Your goal: Scan the data for "countries" and copy the lines it appears in.

════════════════════

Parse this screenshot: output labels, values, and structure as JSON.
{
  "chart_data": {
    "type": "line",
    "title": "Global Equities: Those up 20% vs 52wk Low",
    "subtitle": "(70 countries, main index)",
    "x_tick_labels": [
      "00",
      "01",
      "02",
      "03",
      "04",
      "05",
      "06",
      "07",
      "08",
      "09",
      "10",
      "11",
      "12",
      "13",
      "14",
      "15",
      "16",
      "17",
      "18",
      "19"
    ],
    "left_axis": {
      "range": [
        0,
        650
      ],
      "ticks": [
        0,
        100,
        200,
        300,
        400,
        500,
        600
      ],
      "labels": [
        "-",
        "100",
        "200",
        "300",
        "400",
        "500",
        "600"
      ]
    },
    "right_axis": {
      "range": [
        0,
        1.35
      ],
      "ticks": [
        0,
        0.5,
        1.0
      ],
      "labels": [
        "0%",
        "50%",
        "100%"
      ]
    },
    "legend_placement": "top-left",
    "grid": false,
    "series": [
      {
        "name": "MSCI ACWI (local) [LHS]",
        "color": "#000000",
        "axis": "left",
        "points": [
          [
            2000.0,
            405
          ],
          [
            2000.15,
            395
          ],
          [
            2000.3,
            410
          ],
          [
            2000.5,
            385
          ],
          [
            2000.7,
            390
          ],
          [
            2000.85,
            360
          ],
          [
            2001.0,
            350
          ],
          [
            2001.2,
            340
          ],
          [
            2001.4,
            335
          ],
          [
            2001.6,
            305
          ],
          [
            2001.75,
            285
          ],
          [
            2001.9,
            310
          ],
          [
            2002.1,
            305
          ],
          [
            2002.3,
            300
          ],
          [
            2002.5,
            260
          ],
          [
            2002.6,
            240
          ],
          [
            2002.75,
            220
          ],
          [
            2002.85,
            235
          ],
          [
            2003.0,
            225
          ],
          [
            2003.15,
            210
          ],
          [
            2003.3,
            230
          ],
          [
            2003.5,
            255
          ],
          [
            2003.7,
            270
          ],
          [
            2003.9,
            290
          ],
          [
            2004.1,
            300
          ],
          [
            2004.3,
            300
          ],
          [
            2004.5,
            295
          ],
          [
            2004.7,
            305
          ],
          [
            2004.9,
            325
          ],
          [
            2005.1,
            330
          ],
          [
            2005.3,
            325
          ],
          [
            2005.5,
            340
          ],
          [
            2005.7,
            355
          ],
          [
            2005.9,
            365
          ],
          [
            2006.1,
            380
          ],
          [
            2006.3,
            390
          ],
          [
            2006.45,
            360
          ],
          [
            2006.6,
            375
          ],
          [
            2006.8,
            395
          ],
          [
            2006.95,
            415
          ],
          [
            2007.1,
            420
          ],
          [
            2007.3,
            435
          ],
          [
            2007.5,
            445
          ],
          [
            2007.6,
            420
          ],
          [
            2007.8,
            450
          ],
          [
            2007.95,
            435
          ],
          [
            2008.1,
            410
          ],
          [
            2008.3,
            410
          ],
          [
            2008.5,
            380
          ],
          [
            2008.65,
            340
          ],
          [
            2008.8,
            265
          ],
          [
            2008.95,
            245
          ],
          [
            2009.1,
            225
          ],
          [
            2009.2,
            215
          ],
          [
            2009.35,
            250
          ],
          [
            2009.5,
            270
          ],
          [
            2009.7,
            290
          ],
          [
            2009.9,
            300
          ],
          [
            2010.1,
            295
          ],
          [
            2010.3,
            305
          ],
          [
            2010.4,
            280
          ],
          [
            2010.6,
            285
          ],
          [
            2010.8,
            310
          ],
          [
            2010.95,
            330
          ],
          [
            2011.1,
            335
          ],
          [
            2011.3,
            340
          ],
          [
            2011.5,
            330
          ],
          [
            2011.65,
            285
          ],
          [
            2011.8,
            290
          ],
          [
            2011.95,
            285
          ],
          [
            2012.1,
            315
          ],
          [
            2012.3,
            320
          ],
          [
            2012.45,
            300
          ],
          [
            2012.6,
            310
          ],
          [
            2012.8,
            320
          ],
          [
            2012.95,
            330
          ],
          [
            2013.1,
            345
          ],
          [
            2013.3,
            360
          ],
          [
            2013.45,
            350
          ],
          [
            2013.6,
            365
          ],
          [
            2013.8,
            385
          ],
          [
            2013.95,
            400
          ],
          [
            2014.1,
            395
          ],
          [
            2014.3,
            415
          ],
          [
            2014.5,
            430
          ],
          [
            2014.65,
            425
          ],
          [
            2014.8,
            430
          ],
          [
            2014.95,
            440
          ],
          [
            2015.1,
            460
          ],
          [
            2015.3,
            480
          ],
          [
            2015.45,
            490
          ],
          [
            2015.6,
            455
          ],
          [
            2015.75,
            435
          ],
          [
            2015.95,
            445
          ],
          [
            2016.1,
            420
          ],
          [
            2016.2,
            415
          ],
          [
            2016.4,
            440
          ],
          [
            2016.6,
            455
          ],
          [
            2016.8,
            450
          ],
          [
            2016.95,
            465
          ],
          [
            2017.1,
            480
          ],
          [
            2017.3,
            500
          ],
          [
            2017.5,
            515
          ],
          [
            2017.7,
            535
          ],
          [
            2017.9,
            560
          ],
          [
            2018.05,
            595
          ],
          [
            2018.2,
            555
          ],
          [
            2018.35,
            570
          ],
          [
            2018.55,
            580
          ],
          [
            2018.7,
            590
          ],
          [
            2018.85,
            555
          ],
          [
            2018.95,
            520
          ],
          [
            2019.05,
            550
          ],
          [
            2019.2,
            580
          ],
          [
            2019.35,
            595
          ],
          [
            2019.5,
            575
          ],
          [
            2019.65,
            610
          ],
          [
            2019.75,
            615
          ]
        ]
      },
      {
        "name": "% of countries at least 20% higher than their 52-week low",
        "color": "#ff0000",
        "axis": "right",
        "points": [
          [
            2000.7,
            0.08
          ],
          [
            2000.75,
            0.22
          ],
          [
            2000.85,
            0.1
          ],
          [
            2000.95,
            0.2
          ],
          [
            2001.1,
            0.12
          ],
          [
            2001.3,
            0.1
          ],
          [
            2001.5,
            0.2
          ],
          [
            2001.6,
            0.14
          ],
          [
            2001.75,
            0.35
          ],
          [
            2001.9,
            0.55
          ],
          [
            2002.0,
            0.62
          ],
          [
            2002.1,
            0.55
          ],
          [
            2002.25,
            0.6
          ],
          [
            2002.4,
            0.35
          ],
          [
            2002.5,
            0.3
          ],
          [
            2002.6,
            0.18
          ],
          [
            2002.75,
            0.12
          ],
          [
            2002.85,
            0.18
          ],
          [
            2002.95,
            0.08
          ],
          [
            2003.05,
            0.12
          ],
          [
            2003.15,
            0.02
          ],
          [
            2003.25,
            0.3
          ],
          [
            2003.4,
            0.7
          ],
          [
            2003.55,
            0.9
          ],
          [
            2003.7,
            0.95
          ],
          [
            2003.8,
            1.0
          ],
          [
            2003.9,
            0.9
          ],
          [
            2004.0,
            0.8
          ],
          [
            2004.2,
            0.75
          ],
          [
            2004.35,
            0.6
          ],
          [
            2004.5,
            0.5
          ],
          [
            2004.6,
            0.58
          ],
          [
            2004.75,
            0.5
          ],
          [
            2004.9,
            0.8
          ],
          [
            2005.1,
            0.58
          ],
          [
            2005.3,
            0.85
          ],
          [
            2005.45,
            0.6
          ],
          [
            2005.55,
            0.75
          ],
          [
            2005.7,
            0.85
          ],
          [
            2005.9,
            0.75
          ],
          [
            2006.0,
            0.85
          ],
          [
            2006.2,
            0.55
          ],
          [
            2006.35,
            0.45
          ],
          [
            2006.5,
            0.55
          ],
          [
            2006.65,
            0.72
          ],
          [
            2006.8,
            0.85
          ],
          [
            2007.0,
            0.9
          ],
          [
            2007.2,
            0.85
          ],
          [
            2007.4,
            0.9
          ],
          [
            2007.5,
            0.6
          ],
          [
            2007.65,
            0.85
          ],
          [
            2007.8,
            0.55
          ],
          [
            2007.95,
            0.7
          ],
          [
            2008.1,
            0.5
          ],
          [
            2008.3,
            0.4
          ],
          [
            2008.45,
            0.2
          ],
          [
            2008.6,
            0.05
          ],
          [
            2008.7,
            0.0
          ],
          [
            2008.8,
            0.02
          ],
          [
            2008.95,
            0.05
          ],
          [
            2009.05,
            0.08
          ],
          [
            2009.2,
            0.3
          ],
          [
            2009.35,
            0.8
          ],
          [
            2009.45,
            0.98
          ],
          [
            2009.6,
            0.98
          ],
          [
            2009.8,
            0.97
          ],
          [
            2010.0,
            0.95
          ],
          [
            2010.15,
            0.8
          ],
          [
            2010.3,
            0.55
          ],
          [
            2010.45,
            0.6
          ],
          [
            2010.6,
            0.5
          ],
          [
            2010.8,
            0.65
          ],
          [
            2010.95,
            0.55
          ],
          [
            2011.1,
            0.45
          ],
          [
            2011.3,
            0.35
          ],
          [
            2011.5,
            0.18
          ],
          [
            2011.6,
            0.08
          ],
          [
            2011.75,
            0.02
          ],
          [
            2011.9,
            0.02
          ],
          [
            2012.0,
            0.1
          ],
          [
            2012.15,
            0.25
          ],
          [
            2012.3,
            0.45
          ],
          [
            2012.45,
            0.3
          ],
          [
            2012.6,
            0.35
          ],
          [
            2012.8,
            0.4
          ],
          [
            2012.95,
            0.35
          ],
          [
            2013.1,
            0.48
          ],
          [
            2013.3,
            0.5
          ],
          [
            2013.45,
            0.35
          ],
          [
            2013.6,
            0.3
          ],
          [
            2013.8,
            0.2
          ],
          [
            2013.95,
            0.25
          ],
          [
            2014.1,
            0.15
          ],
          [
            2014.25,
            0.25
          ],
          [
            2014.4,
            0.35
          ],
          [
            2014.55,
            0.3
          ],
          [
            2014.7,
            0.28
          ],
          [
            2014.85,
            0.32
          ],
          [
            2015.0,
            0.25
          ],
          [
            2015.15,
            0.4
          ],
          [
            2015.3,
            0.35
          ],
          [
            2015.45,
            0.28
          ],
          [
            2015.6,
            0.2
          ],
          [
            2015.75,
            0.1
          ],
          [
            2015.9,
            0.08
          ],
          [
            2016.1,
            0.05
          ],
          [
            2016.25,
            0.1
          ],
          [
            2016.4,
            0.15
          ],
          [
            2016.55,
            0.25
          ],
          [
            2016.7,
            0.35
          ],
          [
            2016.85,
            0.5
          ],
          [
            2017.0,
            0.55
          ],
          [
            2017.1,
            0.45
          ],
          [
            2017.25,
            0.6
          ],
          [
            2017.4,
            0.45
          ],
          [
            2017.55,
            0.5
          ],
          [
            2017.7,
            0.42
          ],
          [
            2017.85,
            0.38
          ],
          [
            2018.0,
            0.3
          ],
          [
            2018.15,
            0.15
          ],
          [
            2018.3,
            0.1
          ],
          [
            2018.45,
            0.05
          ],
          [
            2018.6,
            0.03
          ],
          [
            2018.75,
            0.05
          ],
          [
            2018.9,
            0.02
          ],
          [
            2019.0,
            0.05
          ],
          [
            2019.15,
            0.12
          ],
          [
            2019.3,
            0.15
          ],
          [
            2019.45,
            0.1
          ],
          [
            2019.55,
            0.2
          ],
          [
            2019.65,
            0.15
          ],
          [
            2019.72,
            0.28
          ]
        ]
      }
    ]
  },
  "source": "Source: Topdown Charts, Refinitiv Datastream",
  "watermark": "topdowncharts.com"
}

════════════════════

Result below:
    "subtitle": "(70 countries, main index)",
        "name": "% of countries at least 20% higher than their 52-week low",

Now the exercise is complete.